═════ Data records ═════
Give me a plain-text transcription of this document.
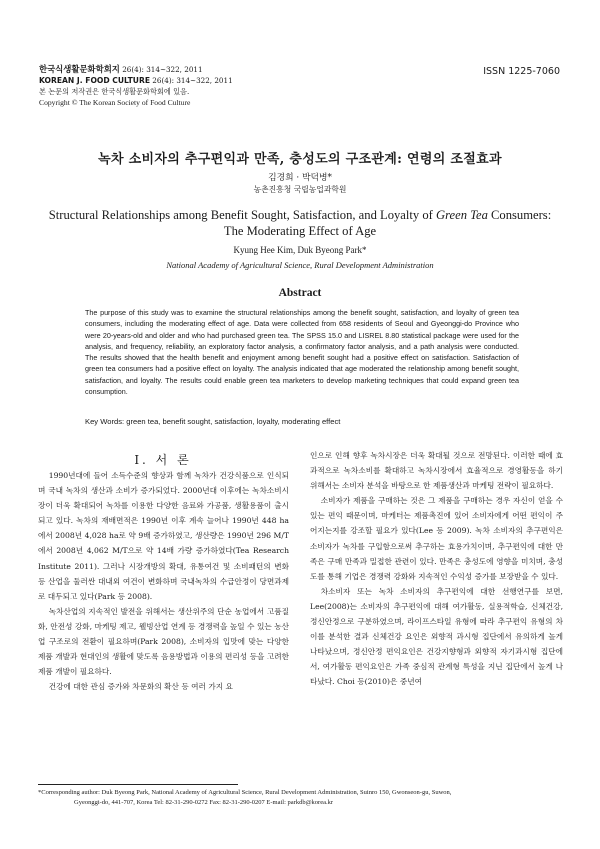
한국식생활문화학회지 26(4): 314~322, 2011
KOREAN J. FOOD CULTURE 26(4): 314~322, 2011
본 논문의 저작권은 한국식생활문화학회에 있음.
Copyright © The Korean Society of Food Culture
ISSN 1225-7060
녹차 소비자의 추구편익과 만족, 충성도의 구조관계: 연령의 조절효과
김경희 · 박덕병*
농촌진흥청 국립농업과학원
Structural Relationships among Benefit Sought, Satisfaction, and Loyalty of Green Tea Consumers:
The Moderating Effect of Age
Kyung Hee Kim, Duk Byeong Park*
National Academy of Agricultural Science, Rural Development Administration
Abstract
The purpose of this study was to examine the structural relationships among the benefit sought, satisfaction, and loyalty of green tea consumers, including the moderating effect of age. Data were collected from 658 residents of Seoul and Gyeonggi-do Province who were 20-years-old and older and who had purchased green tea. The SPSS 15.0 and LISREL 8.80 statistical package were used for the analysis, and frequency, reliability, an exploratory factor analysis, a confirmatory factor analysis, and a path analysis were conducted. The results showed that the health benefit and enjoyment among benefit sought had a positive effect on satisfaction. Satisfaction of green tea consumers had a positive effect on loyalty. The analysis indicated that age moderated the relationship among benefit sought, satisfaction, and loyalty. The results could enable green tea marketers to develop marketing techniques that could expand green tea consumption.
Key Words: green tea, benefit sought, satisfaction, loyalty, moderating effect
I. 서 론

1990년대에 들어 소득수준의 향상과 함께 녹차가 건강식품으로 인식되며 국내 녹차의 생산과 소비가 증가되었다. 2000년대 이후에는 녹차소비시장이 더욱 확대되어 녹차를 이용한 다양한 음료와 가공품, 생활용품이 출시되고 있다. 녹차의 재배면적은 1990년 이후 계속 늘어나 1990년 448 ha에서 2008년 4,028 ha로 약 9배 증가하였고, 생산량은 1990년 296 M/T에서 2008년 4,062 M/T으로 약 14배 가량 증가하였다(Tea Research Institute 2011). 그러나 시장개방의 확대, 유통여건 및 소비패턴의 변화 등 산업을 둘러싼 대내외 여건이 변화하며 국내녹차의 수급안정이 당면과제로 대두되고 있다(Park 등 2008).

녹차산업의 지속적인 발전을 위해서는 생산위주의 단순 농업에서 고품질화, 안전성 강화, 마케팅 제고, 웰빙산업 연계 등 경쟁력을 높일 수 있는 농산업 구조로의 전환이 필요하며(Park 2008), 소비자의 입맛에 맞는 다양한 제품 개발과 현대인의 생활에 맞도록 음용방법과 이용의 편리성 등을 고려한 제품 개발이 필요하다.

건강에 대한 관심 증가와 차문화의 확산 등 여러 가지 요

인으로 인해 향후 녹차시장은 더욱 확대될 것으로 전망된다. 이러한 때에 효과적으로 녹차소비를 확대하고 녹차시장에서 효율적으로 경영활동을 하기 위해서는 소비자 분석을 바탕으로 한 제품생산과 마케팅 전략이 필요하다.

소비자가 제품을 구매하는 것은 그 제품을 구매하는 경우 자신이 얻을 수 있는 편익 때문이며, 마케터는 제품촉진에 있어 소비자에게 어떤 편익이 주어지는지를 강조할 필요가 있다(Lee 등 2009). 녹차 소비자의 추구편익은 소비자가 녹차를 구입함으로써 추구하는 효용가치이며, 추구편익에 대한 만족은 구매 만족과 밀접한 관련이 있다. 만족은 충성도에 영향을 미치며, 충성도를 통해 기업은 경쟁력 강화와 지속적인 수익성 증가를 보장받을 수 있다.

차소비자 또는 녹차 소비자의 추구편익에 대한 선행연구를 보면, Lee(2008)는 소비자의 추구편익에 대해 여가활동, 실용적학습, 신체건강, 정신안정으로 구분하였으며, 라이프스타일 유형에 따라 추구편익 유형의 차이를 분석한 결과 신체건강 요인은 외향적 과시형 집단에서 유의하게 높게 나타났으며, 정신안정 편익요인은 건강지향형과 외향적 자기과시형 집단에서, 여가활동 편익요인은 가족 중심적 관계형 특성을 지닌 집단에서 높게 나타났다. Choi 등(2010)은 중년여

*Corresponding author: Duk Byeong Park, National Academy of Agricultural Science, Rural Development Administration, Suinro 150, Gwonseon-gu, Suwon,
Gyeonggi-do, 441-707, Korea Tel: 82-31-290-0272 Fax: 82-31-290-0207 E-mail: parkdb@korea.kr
═════
**Problem requirements**
List every line above containing the word "Agricultural".

**Solved exercise**
National Academy of Agricultural Science, Rural Development Administration
*Corresponding author: Duk Byeong Park, National Academy of Agricultural Science, Rural Development Administration, Suinro 150, Gwonseon-gu, Suwon,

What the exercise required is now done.